Set problem:
For the material that follows, list every line containing the word "type".

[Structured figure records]
---

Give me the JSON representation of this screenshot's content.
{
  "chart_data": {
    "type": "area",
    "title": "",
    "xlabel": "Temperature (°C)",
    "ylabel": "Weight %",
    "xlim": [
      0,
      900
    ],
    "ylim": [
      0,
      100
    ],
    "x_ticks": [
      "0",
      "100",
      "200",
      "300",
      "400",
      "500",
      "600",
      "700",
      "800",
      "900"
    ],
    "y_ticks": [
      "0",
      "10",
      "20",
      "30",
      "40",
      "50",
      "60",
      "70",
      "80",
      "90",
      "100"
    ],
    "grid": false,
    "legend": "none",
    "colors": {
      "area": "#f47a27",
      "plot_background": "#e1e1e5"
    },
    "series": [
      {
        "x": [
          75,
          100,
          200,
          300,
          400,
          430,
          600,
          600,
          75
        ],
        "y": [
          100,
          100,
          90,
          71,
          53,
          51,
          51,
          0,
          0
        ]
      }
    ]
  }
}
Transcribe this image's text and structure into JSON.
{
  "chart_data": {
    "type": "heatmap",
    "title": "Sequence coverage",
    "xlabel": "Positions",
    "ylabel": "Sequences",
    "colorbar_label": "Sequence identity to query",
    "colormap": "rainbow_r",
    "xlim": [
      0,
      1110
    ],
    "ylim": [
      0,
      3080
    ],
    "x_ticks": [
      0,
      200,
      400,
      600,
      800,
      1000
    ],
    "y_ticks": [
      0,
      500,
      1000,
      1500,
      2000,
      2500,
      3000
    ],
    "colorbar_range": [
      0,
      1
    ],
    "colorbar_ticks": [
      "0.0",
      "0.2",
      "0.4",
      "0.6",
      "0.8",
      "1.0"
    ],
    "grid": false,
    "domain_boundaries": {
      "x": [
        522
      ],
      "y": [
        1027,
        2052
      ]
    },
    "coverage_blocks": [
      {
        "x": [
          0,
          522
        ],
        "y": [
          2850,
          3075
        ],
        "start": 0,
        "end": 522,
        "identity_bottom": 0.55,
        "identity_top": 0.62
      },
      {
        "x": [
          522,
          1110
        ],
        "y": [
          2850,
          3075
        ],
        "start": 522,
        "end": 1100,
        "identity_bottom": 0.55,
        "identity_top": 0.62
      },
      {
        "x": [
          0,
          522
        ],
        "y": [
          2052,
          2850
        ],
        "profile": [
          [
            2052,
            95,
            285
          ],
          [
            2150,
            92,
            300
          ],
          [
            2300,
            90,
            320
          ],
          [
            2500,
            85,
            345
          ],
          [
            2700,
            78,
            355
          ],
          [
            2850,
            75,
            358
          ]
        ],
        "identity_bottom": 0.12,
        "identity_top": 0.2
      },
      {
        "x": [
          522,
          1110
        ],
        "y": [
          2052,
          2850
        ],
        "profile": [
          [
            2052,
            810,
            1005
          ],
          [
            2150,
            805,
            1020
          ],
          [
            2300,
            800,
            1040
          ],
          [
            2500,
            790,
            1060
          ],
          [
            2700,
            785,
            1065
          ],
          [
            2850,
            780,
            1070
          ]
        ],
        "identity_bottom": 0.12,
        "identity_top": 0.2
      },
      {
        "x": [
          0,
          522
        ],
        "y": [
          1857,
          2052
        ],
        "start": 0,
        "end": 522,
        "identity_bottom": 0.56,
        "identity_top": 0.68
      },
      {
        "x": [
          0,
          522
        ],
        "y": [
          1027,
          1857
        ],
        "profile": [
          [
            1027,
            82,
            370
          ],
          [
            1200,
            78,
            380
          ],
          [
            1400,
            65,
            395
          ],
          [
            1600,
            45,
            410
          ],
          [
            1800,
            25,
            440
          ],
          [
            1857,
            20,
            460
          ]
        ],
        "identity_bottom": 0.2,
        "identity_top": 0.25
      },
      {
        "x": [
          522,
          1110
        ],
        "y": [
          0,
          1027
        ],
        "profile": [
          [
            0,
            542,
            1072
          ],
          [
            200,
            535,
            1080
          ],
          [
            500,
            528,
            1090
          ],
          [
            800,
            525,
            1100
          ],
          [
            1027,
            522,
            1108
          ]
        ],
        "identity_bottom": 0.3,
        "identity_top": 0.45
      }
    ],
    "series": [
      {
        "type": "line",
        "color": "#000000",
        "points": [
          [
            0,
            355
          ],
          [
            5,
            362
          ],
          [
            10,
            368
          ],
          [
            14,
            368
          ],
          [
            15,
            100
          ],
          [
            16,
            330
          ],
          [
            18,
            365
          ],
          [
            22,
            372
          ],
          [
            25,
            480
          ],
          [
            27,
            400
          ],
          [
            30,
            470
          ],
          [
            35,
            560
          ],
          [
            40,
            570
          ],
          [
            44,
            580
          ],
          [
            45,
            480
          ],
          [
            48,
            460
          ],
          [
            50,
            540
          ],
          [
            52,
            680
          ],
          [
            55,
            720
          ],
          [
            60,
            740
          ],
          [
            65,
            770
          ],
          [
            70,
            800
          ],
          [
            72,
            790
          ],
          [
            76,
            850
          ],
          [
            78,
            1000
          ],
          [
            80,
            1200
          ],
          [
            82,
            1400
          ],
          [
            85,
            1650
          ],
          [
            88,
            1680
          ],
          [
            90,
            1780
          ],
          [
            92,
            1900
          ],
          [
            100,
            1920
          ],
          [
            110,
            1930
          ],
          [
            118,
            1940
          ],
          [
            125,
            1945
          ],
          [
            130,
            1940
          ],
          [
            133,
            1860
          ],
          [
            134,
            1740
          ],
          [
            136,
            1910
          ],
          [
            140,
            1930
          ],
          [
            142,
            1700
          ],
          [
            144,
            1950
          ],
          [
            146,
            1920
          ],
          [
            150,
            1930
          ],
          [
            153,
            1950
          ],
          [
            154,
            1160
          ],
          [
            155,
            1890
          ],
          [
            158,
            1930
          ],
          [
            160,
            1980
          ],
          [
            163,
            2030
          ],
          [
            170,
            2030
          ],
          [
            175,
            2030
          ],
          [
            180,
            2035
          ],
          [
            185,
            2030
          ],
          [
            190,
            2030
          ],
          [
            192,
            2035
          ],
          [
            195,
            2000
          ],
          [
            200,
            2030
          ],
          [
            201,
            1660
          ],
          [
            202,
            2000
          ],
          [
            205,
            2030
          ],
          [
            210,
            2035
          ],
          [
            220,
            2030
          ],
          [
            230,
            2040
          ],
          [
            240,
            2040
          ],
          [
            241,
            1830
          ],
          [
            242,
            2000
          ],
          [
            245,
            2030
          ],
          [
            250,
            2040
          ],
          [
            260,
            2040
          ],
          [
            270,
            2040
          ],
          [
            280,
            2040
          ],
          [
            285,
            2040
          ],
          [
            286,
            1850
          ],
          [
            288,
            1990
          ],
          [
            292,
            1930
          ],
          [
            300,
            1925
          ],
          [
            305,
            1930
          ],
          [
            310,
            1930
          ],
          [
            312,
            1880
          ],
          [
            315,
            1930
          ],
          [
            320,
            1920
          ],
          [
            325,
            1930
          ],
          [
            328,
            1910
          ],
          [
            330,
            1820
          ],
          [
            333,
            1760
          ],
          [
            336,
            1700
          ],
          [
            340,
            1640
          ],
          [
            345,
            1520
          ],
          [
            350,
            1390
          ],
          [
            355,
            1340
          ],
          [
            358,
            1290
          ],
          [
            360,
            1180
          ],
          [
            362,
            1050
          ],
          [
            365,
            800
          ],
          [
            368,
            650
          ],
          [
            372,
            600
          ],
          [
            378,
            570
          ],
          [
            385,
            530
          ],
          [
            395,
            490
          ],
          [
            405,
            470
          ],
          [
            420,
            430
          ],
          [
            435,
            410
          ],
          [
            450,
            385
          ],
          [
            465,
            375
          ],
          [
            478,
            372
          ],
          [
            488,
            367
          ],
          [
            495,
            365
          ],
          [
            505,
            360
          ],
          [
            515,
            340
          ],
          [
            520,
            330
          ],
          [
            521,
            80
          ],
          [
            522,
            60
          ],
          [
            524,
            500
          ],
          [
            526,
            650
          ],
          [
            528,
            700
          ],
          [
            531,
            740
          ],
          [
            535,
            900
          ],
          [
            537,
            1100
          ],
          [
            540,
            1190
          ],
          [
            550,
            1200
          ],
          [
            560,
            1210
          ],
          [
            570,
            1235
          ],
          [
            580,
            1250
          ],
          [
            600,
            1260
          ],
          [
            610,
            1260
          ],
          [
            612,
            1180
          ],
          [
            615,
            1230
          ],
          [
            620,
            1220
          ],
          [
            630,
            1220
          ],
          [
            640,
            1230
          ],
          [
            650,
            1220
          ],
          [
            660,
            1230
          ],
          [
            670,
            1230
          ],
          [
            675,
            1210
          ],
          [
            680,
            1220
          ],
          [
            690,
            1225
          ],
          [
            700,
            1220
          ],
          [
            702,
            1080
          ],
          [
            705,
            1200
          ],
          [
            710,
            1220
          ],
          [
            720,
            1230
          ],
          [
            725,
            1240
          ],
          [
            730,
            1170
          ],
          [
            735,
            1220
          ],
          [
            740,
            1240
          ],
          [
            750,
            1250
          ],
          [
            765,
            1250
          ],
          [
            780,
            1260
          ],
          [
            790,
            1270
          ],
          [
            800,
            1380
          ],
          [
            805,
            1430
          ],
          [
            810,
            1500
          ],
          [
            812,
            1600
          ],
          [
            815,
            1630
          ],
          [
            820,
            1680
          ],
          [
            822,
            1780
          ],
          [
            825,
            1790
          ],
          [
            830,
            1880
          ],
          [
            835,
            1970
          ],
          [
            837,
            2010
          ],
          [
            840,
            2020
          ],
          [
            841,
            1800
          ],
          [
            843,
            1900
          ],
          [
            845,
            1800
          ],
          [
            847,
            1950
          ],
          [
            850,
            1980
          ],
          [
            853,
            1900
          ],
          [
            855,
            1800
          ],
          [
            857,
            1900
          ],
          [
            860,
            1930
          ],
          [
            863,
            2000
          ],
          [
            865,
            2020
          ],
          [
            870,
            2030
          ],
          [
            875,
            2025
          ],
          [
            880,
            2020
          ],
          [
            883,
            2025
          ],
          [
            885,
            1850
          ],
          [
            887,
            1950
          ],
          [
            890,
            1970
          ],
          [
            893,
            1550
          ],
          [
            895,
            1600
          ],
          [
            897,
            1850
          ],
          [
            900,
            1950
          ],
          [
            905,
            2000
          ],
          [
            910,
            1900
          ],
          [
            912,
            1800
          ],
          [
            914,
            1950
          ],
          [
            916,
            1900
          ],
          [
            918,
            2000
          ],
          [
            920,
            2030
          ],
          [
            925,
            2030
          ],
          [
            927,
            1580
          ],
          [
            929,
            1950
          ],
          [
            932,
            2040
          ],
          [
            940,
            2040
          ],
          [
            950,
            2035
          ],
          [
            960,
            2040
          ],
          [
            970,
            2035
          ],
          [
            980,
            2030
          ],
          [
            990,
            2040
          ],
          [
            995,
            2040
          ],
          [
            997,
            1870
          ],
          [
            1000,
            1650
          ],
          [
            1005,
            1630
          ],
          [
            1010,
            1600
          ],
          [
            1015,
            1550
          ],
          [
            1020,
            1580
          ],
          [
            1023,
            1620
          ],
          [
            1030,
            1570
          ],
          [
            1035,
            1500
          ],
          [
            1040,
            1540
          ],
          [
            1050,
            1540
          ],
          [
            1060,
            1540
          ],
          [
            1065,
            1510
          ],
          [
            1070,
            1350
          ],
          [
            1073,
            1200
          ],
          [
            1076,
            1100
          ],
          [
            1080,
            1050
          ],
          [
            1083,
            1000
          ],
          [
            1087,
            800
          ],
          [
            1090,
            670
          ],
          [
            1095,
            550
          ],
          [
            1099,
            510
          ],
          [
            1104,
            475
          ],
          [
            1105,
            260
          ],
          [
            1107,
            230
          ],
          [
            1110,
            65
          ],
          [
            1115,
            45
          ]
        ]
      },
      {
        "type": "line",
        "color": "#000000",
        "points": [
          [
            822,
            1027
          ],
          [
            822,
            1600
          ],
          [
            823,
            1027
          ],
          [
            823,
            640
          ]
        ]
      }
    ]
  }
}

---

Answer to the task:
    "type": "area",
    "type": "heatmap",
        "type": "line",
        "type": "line",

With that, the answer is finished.